* _WRITTEN TASK_:
Copy the data below verbatim, starting at the line that contains "Segment this screenshot: for" and ending after the line that contains "nav-this-pc[interactable]: This PC". Leave out any pictures.

* _INFORMATION SUPPLIED_:
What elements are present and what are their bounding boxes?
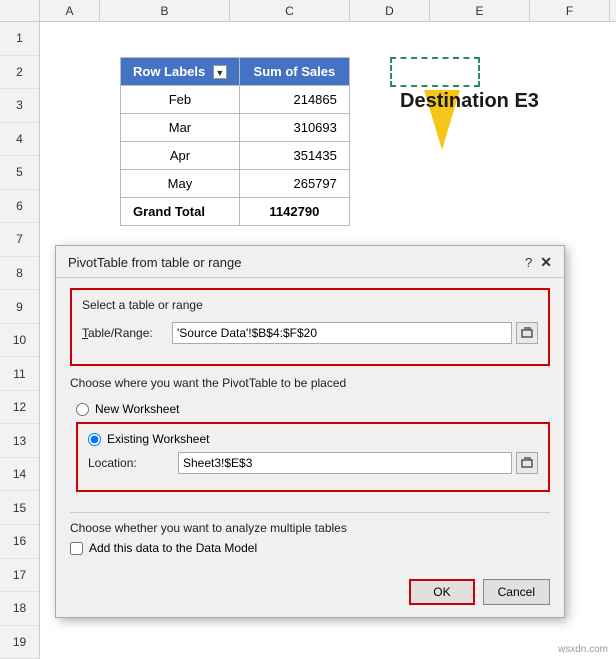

---

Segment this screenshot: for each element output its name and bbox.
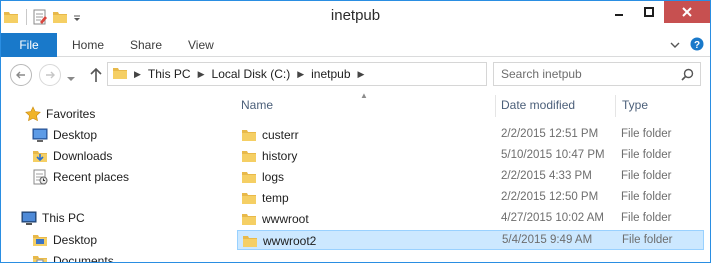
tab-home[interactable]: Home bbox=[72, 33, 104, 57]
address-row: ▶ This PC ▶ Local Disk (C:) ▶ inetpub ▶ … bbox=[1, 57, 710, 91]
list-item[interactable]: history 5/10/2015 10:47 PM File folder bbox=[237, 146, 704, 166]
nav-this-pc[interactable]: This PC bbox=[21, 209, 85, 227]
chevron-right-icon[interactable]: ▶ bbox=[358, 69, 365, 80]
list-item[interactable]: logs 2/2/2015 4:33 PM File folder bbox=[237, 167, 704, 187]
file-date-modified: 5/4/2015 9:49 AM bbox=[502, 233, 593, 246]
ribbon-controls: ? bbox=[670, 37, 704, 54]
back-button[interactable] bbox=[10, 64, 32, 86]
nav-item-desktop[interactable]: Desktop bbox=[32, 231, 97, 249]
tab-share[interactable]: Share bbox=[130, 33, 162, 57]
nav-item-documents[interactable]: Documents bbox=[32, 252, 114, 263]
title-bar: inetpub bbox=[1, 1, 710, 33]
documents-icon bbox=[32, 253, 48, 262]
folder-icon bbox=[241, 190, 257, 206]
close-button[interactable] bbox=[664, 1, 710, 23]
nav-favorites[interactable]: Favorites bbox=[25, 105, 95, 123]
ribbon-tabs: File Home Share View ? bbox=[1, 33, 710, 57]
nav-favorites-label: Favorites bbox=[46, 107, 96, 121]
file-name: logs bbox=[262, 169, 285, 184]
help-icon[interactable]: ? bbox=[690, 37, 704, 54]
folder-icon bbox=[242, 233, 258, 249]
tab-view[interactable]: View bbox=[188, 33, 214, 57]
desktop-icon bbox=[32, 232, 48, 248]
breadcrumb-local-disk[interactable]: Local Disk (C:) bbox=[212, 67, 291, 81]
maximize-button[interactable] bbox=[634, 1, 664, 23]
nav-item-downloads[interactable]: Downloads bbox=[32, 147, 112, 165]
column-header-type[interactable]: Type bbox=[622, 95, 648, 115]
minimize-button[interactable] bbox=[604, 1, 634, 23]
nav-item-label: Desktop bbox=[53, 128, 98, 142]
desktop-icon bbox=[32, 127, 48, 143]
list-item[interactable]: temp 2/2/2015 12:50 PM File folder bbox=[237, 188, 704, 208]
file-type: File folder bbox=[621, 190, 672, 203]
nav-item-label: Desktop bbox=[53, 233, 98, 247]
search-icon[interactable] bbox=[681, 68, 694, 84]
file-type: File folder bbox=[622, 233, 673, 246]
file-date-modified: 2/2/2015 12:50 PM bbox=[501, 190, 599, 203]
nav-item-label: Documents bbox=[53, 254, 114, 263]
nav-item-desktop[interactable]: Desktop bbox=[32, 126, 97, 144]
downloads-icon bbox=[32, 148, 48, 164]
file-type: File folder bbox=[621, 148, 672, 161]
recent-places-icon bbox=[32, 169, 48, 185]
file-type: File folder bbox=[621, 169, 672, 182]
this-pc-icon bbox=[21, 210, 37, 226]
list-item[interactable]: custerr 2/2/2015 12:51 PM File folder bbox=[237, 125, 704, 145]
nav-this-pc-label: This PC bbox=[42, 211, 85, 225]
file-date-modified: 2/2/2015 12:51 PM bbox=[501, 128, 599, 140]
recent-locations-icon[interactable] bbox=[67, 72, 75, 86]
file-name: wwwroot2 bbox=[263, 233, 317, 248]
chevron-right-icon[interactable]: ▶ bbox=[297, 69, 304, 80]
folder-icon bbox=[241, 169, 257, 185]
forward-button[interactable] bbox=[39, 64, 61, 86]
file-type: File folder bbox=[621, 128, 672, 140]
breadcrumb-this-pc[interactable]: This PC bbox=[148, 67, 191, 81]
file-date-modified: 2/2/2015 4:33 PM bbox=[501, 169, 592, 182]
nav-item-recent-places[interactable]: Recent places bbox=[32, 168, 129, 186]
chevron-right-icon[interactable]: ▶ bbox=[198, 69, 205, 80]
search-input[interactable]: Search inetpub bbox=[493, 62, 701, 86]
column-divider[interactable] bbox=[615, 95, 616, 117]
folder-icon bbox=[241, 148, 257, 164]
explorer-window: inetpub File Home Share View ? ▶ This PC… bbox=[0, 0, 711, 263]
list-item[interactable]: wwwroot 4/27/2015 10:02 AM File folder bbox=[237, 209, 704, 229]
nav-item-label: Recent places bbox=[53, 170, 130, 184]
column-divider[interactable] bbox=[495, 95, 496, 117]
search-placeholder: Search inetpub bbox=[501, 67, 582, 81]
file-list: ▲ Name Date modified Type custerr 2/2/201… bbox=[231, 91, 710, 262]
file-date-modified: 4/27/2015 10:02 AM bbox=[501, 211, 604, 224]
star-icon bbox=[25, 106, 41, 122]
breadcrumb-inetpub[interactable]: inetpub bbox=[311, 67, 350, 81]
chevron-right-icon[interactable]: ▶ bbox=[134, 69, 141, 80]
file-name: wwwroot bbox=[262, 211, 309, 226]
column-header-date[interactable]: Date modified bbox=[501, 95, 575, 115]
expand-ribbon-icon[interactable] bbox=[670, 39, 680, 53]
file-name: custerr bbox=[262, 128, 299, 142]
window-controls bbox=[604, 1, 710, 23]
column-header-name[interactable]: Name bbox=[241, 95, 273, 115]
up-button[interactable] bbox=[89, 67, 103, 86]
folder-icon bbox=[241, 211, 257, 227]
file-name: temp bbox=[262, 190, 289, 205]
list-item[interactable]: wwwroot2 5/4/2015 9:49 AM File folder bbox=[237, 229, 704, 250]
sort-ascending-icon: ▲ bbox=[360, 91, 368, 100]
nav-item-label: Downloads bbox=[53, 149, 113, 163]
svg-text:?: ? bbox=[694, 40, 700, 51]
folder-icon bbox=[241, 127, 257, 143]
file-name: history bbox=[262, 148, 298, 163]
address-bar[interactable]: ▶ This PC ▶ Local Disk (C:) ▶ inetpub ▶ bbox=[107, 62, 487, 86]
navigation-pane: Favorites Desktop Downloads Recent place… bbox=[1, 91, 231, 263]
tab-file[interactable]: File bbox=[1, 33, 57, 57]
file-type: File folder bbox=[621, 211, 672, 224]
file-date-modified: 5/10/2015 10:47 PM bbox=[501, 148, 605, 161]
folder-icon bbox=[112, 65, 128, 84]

==

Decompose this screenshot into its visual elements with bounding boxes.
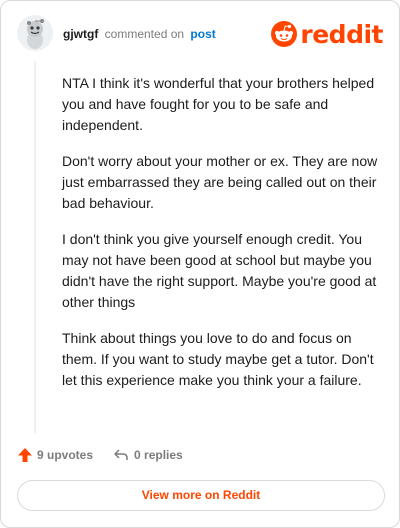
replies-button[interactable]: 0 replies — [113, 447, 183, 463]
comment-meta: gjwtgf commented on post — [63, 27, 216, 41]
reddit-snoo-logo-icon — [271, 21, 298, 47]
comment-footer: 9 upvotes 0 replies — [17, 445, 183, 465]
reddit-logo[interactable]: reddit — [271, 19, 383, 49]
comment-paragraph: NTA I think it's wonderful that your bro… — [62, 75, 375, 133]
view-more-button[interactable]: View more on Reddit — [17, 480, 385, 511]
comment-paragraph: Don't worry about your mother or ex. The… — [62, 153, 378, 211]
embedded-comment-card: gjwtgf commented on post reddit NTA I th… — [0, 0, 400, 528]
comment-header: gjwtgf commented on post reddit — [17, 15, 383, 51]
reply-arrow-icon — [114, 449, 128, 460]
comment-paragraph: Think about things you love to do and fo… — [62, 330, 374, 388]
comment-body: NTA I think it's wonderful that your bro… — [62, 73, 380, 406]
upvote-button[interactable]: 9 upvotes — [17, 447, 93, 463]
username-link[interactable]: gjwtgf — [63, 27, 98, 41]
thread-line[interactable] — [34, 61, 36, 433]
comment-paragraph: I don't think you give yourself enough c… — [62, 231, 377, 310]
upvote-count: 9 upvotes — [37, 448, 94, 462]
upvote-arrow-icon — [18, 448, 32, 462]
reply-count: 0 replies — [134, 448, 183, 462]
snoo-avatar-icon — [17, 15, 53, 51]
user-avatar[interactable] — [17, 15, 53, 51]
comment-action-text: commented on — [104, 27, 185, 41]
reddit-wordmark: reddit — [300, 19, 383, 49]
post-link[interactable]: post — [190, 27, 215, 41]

* _ANSWER_:
Segment this screenshot: for each element output its name and bbox.
tab-home[interactable]: Home bbox=[72, 33, 104, 57]
address-row: ▶ This PC ▶ Local Disk (C:) ▶ inetpub ▶ … bbox=[1, 57, 710, 91]
list-item[interactable]: history 5/10/2015 10:47 PM File folder bbox=[237, 146, 704, 166]
nav-this-pc[interactable]: This PC bbox=[21, 209, 85, 227]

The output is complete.